TO BE DONE - Read the records below. Copy each line where the string "Blic" occurs.

........

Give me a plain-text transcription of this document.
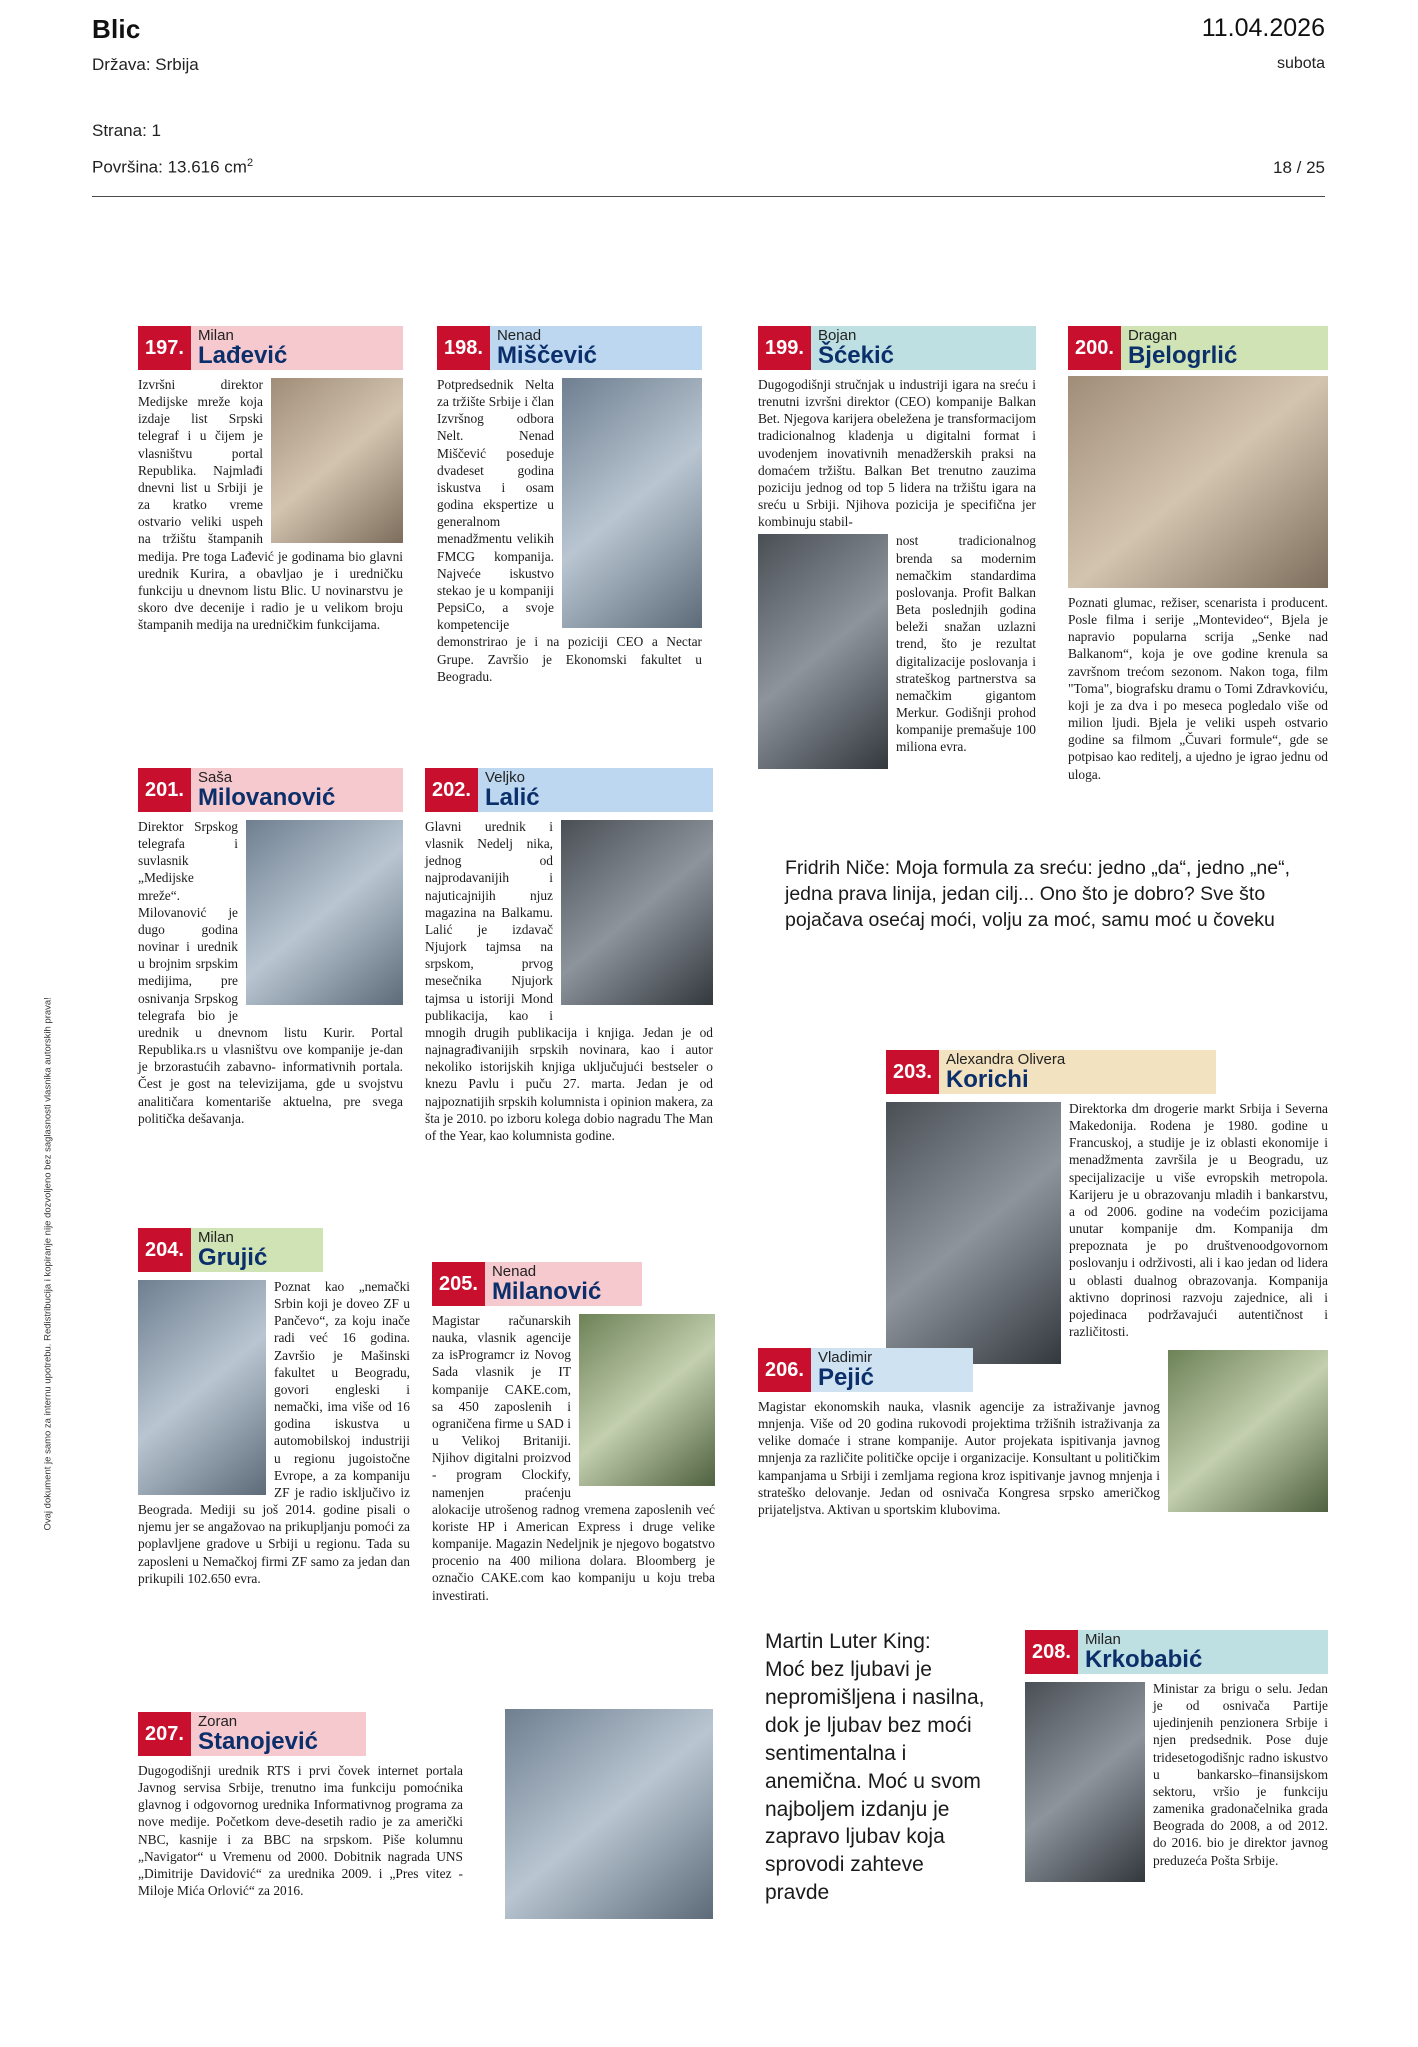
Blic	11.04.2026
Država: Srbija	subota
Strana: 1
Površina: 13.616 $cm^2$	18 / 25
Ovaj dokument je samo za internu upotrebu. Redistribucija i kopiranje nije dozvoljeno bez saglasnosti vlasnika autorskih prava!
197.
Milan
Lađević
Izvršni direktor Medijske mreže koja izdaje list Srpski telegraf i u čijem je vlasništvu portal Republika. Najmlađi dnevni list u Srbiji je za kratko vreme ostvario veliki uspeh na tržištu štampanih medija. Pre toga Lađević je godinama bio glavni urednik Kurira, a obavljao je i uredničku funkciju u dnevnom listu Blic. U novinarstvu je skoro dve decenije i radio je u velikom broju štampanih medija na uredničkim funkcijama.
198.
Nenad
Miščević
Potpredsednik Nelta za tržište Srbije i član Izvršnog odbora Nelt. Nenad Miščević poseduje dvadeset godina iskustva i osam godina ekspertize u generalnom menadžmentu velikih FMCG kompanija. Najveće iskustvo stekao je u kompaniji PepsiCo, a svoje kompetencije demonstrirao je i na poziciji CEO a Nectar Grupe. Završio je Ekonomski fakultet u Beogradu.
199.
Bojan
Šćekić
Dugogodišnji stručnjak u industriji igara na sreću i trenutni izvršni direktor (CEO) kompanije Balkan Bet. Njegova karijera obeležena je transformacijom tradicionalnog kladenja u digitalni format i uvodenjem inovativnih menadžerskih praksi na domaćem tržištu. Balkan Bet trenutno zauzima poziciju jednog od top 5 lidera na tržištu igara na sreću u Srbiji. Njihova pozicija je specifična jer kombinuju stabil-
nost tradicionalnog brenda sa modernim nemačkim standardima poslovanja. Profit Balkan Beta poslednjih godina beleži snažan uzlazni trend, što je rezultat digitalizacije poslovanja i strateškog partnerstva sa nemačkim gigantom Merkur. Godišnji prohod kompanije premašuje 100 miliona evra.
200.
Dragan
Bjelogrlić
Poznati glumac, režiser, scenarista i producent. Posle filma i serije „Montevideo“, Bjela je napravio popularna scrija „Senke nad Balkanom“, koja je ove godine krenula sa završnom trećom sezonom. Nakon toga, film "Toma", biografsku dramu o Tomi Zdravkoviću, koji je za dva i po meseca pogledalo više od milion ljudi. Bjela je veliki uspeh ostvario godine sa filmom „Čuvari formule“, gde se potpisao kao reditelj, a ujedno je igrao jednu od uloga.
201.
Saša
Milovanović
Direktor Srpskog telegrafa i suvlasnik „Medijske mreže“. Milovanović je dugo godina novinar i urednik u brojnim srpskim medijima, pre osnivanja Srpskog telegrafa bio je urednik u dnevnom listu Kurir. Portal Republika.rs u vlasništvu ove kompanije je-dan je brzorastućih zabavno- informativnih portala. Čest je gost na televizijama, gde u svojstvu analitičara komentariše aktuelna, pre svega politička dešavanja.
202.
Veljko
Lalić
Glavni urednik i vlasnik Nedelj nika, jednog od najprodavanijih i najuticajnijih njuz magazina na Balkamu. Lalić je izdavač Njujork tajmsa na srpskom, prvog mesečnika Njujork tajmsa u istoriji Mond publikacija, kao i mnogih drugih publikacija i knjiga. Jedan je od najnagrađivanijih srpskih novinara, kao i autor nekoliko istorijskih knjiga uključujući bestseler o knezu Pavlu i puču 27. marta. Jedan je od najpoznatijih srpskih kolumnista i opinion makera, za šta je 2010. po izboru kolega dobio nagradu The Man of the Year, kao kolumnista godine.
Fridrih Niče: Moja formula za sreću: jedno „da“, jedno „ne“, jedna prava linija, jedan cilj... Ono što je dobro? Sve što pojačava osećaj moći, volju za moć, samu moć u čoveku
203.
Alexandra Olivera
Korichi
Direktorka dm drogerie markt Srbija i Severna Makedonija. Rodena je 1980. godine u Francuskoj, a studije je iz oblasti ekonomije i menadžmenta završila je u Beogradu, uz specijalizacije u više evropskih metropola. Karijeru je u obrazovanju mladih i bankarstvu, a od 2006. godine na vodećim pozicijama unutar kompanije dm. Kompanija dm prepoznata je po društvenoodgovornom poslovanju i održivosti, ali i kao jedan od lidera u oblasti dualnog obrazovanja. Kompanija aktivno doprinosi razvoju zajednice, ali i pojedinaca podržavajući autentičnost i različitosti.
204.
Milan
Grujić
Poznat kao „nemački Srbin koji je doveo ZF u Pančevo“, za koju inače radi već 16 godina. Završio je Mašinski fakultet u Beogradu, govori engleski i nemački, ima više od 16 godina iskustva u automobilskoj industriji u regionu jugoistočne Evrope, a za kompaniju ZF je radio isključivo iz Beograda. Mediji su još 2014. godine pisali o njemu jer se angažovao na prikupljanju pomoći za poplavljene gradove u Srbiji u regionu. Tada su zaposleni u Nemačkoj firmi ZF samo za jedan dan prikupili 102.650 evra.
205.
Nenad
Milanović
Magistar računarskih nauka, vlasnik agencije za isProgramcr iz Novog Sada vlasnik je IT kompanije CAKE.com, sa 450 zaposlenih i ograničena firme u SAD i u Velikoj Britaniji. Njihov digitalni proizvod - program Clockify, namenjen praćenju alokacije utrošenog radnog vremena zaposlenih već koriste HP i American Express i druge velike kompanije. Magazin Nedeljnik je njegovo bogatstvo procenio na 400 miliona dolara. Bloomberg je označio CAKE.com kao kompaniju u koju treba investirati.
206.
Vladimir
Pejić
Magistar ekonomskih nauka, vlasnik agencije za istraživanje javnog mnjenja. Više od 20 godina rukovodi projektima tržišnih istraživanja za velike domaće i strane kompanije. Autor projekata ispitivanja javnog mnjenja za različite političke opcije i organizacije. Konsultant u političkim kampanjama u Srbiji i zemljama regiona kroz ispitivanje javnog mnjenja i strateško delovanje. Jedan od osnivača Kongresa srpsko američkog prijateljstva. Aktivan u sportskim klubovima.
207.
Zoran
Stanojević
Dugogodišnji urednik RTS i prvi čovek internet portala Javnog servisa Srbije, trenutno ima funkciju pomoćnika glavnog i odgovornog urednika Informativnog programa za nove medije. Početkom deve-desetih radio je za američki NBC, kasnije i za BBC na srpskom. Piše kolumnu „Navigator“ u Vremenu od 2000. Dobitnik nagrada UNS „Dimitrije Davidović“ za urednika 2009. i „Pres vitez - Miloje Mića Orlović“ za 2016.
Martin Luter King:
Moć bez ljubavi je nepromišljena i nasilna, dok je ljubav bez moći sentimentalna i anemična. Moć u svom najboljem izdanju je zapravo ljubav koja sprovodi zahteve pravde
208.
Milan
Krkobabić
Ministar za brigu o selu. Jedan je od osnivača Partije ujedinjenih penzionera Srbije i njen predsednik. Pose duje tridesetogodišnjc radno iskustvo u bankarsko–finansijskom sektoru, vršio je funkciju zamenika gradonačelnika grada Beograda do 2008, a od 2012. do 2016. bio je direktor javnog preduzeća Pošta Srbije.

........

FINISHED TASK -
Blic	11.04.2026
Izvršni direktor Medijske mreže koja izdaje list Srpski telegraf i u čijem je vlasništvu portal Republika. Najmlađi dnevni list u Srbiji je za kratko vreme ostvario veliki uspeh na tržištu štampanih medija. Pre toga Lađević je godinama bio glavni urednik Kurira, a obavljao je i uredničku funkciju u dnevnom listu Blic. U novinarstvu je skoro dve decenije i radio je u velikom broju štampanih medija na uredničkim funkcijama.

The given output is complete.